BRIEF:
In the listing below, locate the lines that hold "continue" and copy them.

SUPPLIED INFORMATION:
[Begin]

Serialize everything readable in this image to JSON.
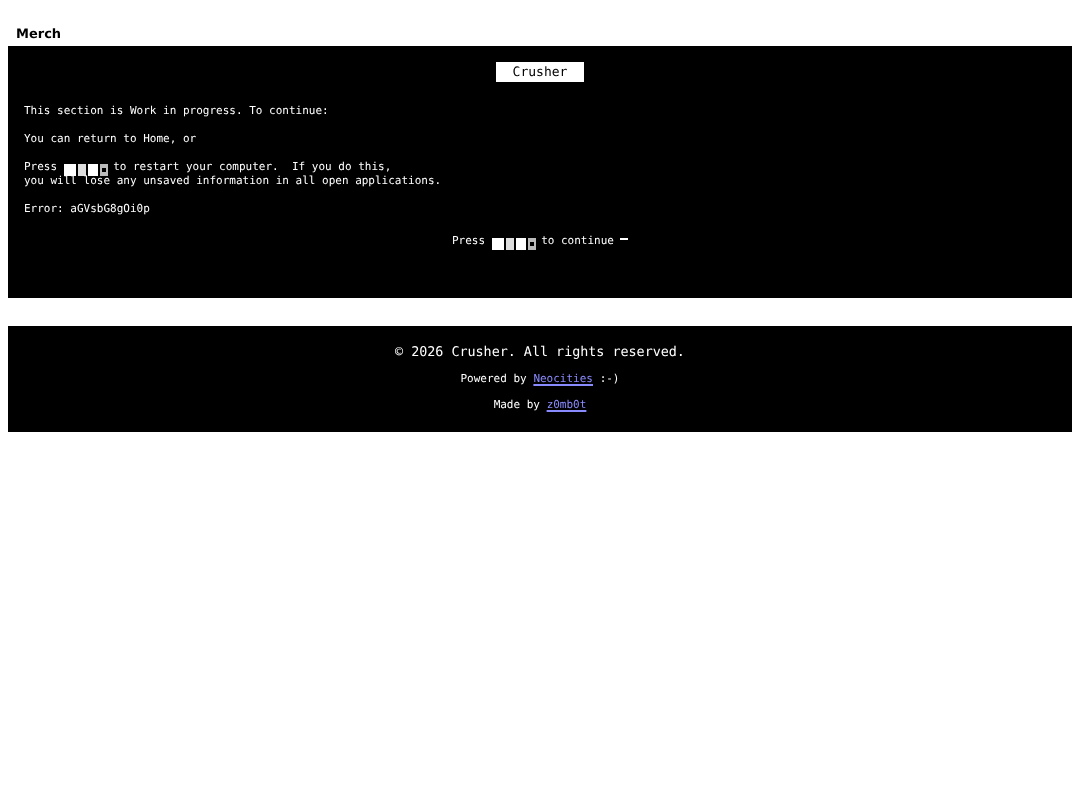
{
  "heading": "Merch",
  "panel": {
    "title": "Crusher",
    "lines": [
      {
        "kind": "text",
        "text": "This section is Work in progress. To continue:"
      },
      {
        "kind": "text",
        "text": "You can return to Home, or"
      },
      {
        "kind": "key",
        "before": "Press",
        "after": "to restart your computer.  If you do this,",
        "next": "you will lose any unsaved information in all open applications."
      },
      {
        "kind": "text",
        "text": "Error: aGVsbG8gOi0p"
      }
    ],
    "prompt": {
      "before": "Press",
      "after": "to continue"
    }
  },
  "footer": {
    "copyright": "© 2026 Crusher. All rights reserved.",
    "powered": {
      "before": "Powered by",
      "link": "Neocities",
      "after": ":-)"
    },
    "made": {
      "before": "Made by",
      "link": "z0mb0t"
    }
  }
}
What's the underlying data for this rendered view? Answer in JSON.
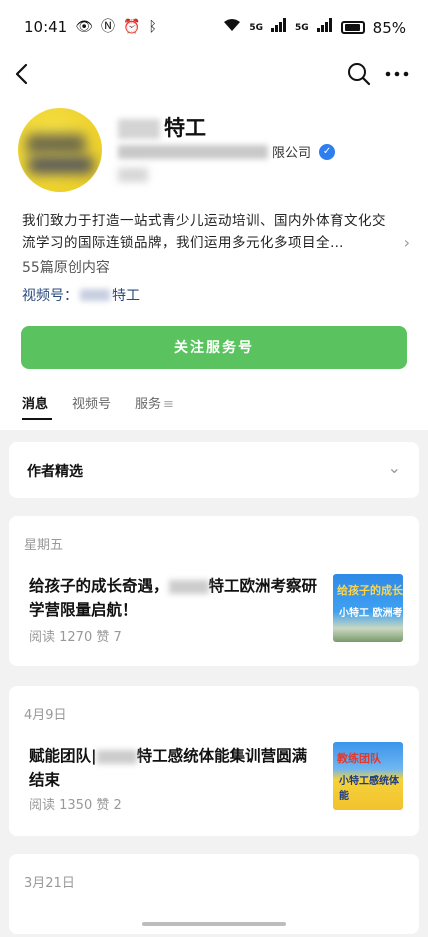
{
  "status_bar": {
    "time": "10:41",
    "battery": "85%",
    "signal": "5G"
  },
  "profile": {
    "name_suffix": "特工",
    "company_suffix": "限公司",
    "description": "我们致力于打造一站式青少儿运动培训、国内外体育文化交流学习的国际连锁品牌，我们运用多元化多项目全…",
    "original_count": "55篇原创内容",
    "video_prefix": "视频号：",
    "video_suffix": "特工"
  },
  "follow_button": {
    "label": "关注服务号"
  },
  "tabs": [
    "消息",
    "视频号",
    "服务"
  ],
  "author_picks": {
    "label": "作者精选"
  },
  "articles": [
    {
      "day": "星期五",
      "title_before": "给孩子的成长奇遇，",
      "title_after": "特工欧洲考察研学营限量启航！",
      "meta": "阅读 1270  赞 7",
      "thumb_line1": "给孩子的成长",
      "thumb_line2": "小特工 欧洲考"
    },
    {
      "day": "4月9日",
      "title_before": "赋能团队|",
      "title_after": "特工感统体能集训营圆满结束",
      "meta": "阅读 1350  赞 2",
      "thumb_line1": "教练团队",
      "thumb_line2": "小特工感统体能"
    },
    {
      "day": "3月21日"
    }
  ]
}
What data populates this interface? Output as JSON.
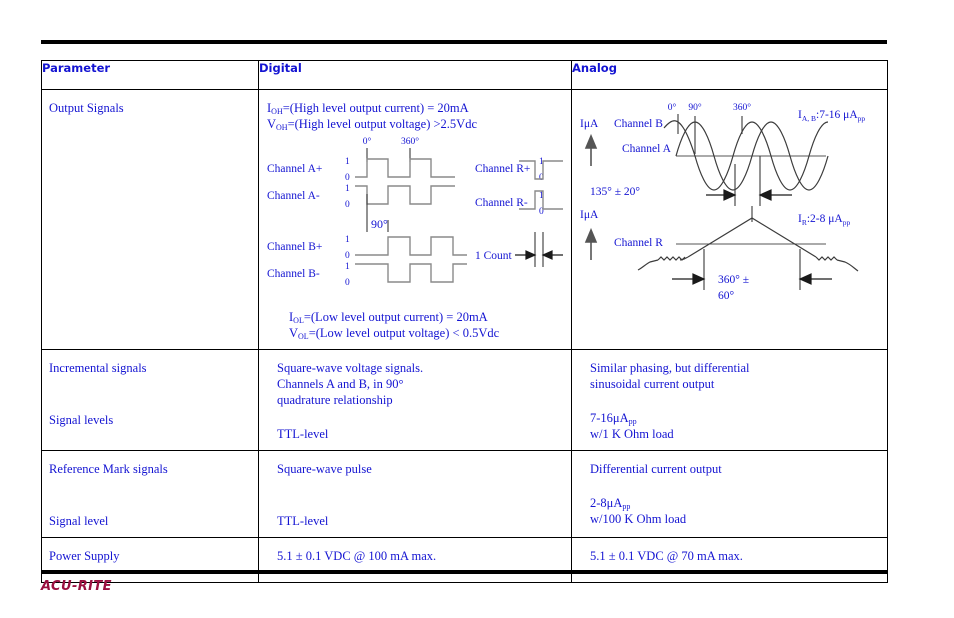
{
  "footer": {
    "logo": "ACU-RITE"
  },
  "table": {
    "headers": {
      "parameter": "Parameter",
      "digital": "Digital",
      "analog": "Analog"
    },
    "rows": [
      {
        "parameter": "Output Signals",
        "digital": {
          "top_line1_a": "I",
          "top_line1_sub": "OH",
          "top_line1_b": "=(High level output current) = 20mA",
          "top_line2_a": "V",
          "top_line2_sub": "OH",
          "top_line2_b": "=(High level output voltage) >2.5Vdc",
          "bottom_line1_a": "I",
          "bottom_line1_sub": "OL",
          "bottom_line1_b": "=(Low level output current) = 20mA",
          "bottom_line2_a": "V",
          "bottom_line2_sub": "OL",
          "bottom_line2_b": "=(Low level output voltage) < 0.5Vdc",
          "diagram": {
            "ch_a_plus": "Channel A+",
            "ch_a_minus": "Channel A-",
            "ch_b_plus": "Channel B+",
            "ch_b_minus": "Channel B-",
            "ch_r_plus": "Channel R+",
            "ch_r_minus": "Channel R-",
            "deg_0": "0°",
            "deg_90": "90°",
            "deg_360": "360°",
            "one_count": "1 Count",
            "high": "1",
            "low": "0"
          }
        },
        "analog": {
          "diagram": {
            "axis_label_top": "IμA",
            "axis_label_bottom": "IμA",
            "ch_b": "Channel B",
            "ch_a": "Channel A",
            "ch_r": "Channel R",
            "deg_0": "0°",
            "deg_90": "90°",
            "deg_360": "360°",
            "phase_note": "135° ± 20°",
            "ref_width_line1": "360° ±",
            "ref_width_line2": "60°",
            "amp_ab_a": "I",
            "amp_ab_sub": "A, B",
            "amp_ab_b": ":7-16 μA",
            "amp_ab_pp": "pp",
            "amp_r_a": "I",
            "amp_r_sub": "R",
            "amp_r_b": ":2-8 μA",
            "amp_r_pp": "pp"
          }
        }
      },
      {
        "parameter_1": "Incremental signals",
        "parameter_2": "Signal levels",
        "digital_1a": "Square-wave voltage signals.",
        "digital_1b": "Channels A and B, in 90°",
        "digital_1c": "quadrature relationship",
        "digital_2": "TTL-level",
        "analog_1a": "Similar phasing, but differential",
        "analog_1b": "sinusoidal current output",
        "analog_2a": "7-16μA",
        "analog_2a_sub": "pp",
        "analog_2b": "w/1 K Ohm load"
      },
      {
        "parameter_1": "Reference Mark signals",
        "parameter_2": "Signal level",
        "digital_1": "Square-wave pulse",
        "digital_2": "TTL-level",
        "analog_1": "Differential current output",
        "analog_2a": "2-8μA",
        "analog_2a_sub": "pp",
        "analog_2b": "w/100 K Ohm load"
      },
      {
        "parameter": "Power Supply",
        "digital": "5.1 ± 0.1 VDC @ 100 mA max.",
        "analog": "5.1 ± 0.1 VDC @ 70 mA max."
      }
    ]
  },
  "colors": {
    "text_blue": "#1414d2",
    "logo_crimson": "#9b1040",
    "rule_black": "#000000",
    "waveform_gray": "#8a8a8a"
  }
}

[End]

RESPONSE:
        "text": "This section is Work in progress. To continue:"
      "after": "to continue"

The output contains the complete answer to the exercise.